What to do: Sift the listing for lines that hold the string "نماز" and pull them out.

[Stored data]
=====

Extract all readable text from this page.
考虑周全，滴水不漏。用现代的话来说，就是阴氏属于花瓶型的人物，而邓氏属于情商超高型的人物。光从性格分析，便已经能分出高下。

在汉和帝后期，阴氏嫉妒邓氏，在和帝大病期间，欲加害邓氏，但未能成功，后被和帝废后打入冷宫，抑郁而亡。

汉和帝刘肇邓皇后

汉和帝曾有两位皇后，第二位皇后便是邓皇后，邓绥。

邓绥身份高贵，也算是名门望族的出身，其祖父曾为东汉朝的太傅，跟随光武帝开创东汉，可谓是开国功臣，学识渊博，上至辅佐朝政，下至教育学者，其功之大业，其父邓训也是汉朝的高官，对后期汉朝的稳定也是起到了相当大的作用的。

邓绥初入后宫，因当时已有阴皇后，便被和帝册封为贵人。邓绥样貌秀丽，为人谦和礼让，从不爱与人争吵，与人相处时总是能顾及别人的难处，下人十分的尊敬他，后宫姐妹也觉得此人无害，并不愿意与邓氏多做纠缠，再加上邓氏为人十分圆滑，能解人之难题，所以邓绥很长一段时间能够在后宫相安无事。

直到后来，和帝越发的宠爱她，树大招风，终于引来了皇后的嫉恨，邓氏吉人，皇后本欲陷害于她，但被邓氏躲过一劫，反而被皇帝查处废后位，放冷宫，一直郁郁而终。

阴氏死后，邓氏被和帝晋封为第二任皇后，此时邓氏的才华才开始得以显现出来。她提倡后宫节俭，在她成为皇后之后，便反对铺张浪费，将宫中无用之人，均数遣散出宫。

=====

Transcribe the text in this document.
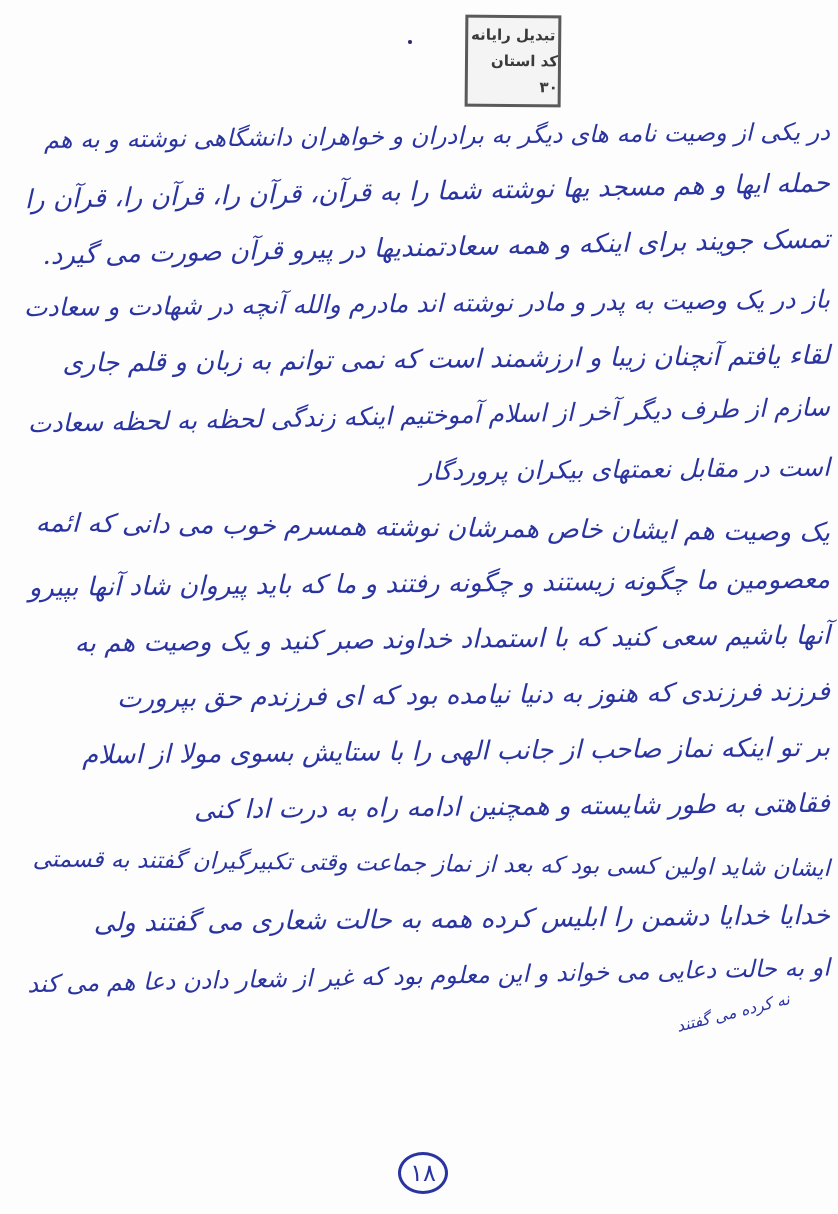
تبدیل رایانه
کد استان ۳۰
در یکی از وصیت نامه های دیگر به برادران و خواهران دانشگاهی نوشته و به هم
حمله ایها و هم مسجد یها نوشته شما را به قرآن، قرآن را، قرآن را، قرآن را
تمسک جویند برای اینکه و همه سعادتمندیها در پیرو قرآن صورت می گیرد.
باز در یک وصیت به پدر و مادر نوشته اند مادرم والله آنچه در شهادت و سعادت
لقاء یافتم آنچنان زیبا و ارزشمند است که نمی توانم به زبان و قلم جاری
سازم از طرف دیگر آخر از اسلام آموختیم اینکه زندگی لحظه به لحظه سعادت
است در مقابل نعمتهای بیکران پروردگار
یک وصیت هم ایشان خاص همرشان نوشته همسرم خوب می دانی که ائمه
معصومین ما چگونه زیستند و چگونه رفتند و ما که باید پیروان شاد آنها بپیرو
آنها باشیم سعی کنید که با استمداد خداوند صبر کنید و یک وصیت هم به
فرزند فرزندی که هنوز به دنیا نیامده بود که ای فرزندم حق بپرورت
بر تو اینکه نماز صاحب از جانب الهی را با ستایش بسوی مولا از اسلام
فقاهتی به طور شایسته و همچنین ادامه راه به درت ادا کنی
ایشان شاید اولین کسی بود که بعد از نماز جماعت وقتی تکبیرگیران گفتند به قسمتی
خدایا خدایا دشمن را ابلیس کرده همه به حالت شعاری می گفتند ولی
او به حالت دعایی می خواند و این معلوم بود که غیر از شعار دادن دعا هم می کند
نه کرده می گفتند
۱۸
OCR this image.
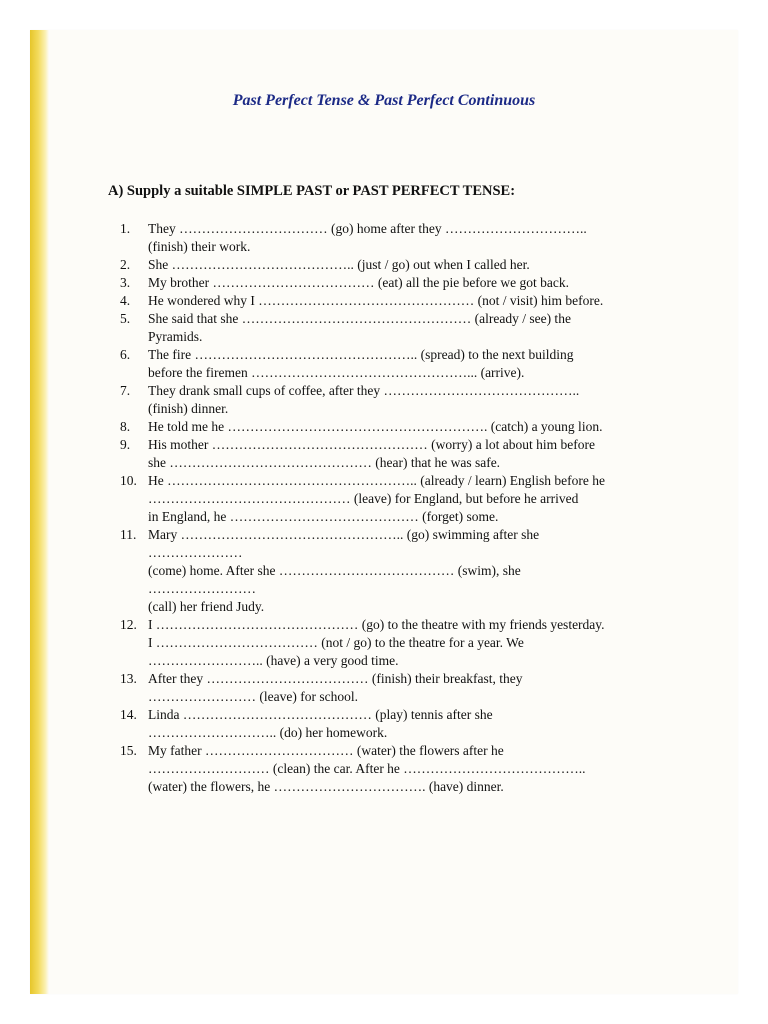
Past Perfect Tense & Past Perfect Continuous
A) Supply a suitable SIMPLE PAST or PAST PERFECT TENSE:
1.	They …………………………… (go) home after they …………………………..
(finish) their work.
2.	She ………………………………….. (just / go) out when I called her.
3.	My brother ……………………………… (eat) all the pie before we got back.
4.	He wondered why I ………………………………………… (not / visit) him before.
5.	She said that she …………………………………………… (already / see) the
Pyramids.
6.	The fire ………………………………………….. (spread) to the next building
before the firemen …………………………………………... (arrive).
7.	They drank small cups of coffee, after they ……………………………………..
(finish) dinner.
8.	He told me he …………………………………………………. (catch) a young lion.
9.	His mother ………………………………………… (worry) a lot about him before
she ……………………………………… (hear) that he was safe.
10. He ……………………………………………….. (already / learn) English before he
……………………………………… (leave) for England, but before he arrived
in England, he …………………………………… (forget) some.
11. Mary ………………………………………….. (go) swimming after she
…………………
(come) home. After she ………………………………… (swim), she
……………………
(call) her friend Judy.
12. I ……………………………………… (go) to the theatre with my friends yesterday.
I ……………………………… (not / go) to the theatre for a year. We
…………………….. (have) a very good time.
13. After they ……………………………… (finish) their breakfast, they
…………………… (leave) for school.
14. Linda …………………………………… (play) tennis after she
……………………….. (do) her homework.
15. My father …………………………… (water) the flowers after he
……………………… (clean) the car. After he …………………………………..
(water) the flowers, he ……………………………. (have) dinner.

=====

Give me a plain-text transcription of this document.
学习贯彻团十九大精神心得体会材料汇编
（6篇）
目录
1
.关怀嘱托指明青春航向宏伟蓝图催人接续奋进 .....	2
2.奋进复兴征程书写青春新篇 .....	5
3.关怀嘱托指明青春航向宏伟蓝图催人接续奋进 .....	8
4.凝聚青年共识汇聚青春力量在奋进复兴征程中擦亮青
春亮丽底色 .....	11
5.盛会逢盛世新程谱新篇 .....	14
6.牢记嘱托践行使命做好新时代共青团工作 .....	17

=====

Result for this exercise:
بر تو اینکه نماز صاحب از جانب الهی را با ستایش بسوی مولا از اسلام
ایشان شاید اولین کسی بود که بعد از نماز جماعت وقتی تکبیرگیران گفتند به قسمتی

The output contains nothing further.